(Dataset entries)
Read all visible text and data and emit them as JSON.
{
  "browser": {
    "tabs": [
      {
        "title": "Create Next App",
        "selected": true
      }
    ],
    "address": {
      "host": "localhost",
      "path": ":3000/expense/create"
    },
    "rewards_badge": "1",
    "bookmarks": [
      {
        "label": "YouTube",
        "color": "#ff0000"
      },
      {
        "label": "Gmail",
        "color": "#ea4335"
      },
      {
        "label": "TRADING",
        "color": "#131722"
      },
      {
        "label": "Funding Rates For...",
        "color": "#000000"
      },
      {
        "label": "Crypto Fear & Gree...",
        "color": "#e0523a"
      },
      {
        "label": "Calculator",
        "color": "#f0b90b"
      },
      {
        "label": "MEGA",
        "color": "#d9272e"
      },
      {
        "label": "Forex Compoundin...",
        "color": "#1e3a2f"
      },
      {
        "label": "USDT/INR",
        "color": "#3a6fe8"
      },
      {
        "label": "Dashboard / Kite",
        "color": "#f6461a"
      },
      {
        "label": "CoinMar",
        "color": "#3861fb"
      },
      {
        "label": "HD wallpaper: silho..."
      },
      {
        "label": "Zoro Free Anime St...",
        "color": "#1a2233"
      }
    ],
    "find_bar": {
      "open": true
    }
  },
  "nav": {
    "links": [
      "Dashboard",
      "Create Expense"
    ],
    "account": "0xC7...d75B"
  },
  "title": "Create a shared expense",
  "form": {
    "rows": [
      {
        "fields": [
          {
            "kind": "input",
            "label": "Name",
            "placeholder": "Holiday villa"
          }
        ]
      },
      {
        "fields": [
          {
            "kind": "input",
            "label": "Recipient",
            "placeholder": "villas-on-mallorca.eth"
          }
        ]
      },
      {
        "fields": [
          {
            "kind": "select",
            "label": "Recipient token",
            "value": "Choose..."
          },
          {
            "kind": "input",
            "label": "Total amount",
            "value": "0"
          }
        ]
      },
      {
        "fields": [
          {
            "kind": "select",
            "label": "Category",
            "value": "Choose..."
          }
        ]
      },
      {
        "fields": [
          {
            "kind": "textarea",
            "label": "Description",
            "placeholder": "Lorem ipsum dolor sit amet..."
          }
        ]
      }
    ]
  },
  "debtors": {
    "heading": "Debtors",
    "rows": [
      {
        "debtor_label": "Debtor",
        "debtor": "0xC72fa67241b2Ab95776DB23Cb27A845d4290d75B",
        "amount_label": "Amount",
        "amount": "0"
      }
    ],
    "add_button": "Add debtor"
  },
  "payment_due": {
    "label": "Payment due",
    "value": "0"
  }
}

-- The request --
Return the material in full, exactly as shown.

-- Written reply --
Read all visible text and data and emit them as JSON.
{
  "browser": {
    "tabs": [
      {
        "title": "Create Next App",
        "selected": true
      }
    ],
    "address": {
      "host": "localhost",
      "path": ":3000/expense/create"
    },
    "rewards_badge": "1",
    "bookmarks": [
      {
        "label": "YouTube",
        "color": "#ff0000"
      },
      {
        "label": "Gmail",
        "color": "#ea4335"
      },
      {
        "label": "TRADING",
        "color": "#131722"
      },
      {
        "label": "Funding Rates For...",
        "color": "#000000"
      },
      {
        "label": "Crypto Fear & Gree...",
        "color": "#e0523a"
      },
      {
        "label": "Calculator",
        "color": "#f0b90b"
      },
      {
        "label": "MEGA",
        "color": "#d9272e"
      },
      {
        "label": "Forex Compoundin...",
        "color": "#1e3a2f"
      },
      {
        "label": "USDT/INR",
        "color": "#3a6fe8"
      },
      {
        "label": "Dashboard / Kite",
        "color": "#f6461a"
      },
      {
        "label": "CoinMar",
        "color": "#3861fb"
      },
      {
        "label": "HD wallpaper: silho..."
      },
      {
        "label": "Zoro Free Anime St...",
        "color": "#1a2233"
      }
    ],
    "find_bar": {
      "open": true
    }
  },
  "nav": {
    "links": [
      "Dashboard",
      "Create Expense"
    ],
    "account": "0xC7...d75B"
  },
  "title": "Create a shared expense",
  "form": {
    "rows": [
      {
        "fields": [
          {
            "kind": "input",
            "label": "Name",
            "placeholder": "Holiday villa"
          }
        ]
      },
      {
        "fields": [
          {
            "kind": "input",
            "label": "Recipient",
            "placeholder": "villas-on-mallorca.eth"
          }
        ]
      },
      {
        "fields": [
          {
            "kind": "select",
            "label": "Recipient token",
            "value": "Choose..."
          },
          {
            "kind": "input",
            "label": "Total amount",
            "value": "0"
          }
        ]
      },
      {
        "fields": [
          {
            "kind": "select",
            "label": "Category",
            "value": "Choose..."
          }
        ]
      },
      {
        "fields": [
          {
            "kind": "textarea",
            "label": "Description",
            "placeholder": "Lorem ipsum dolor sit amet..."
          }
        ]
      }
    ]
  },
  "debtors": {
    "heading": "Debtors",
    "rows": [
      {
        "debtor_label": "Debtor",
        "debtor": "0xC72fa67241b2Ab95776DB23Cb27A845d4290d75B",
        "amount_label": "Amount",
        "amount": "0"
      }
    ],
    "add_button": "Add debtor"
  },
  "payment_due": {
    "label": "Payment due",
    "value": "0"
  }
}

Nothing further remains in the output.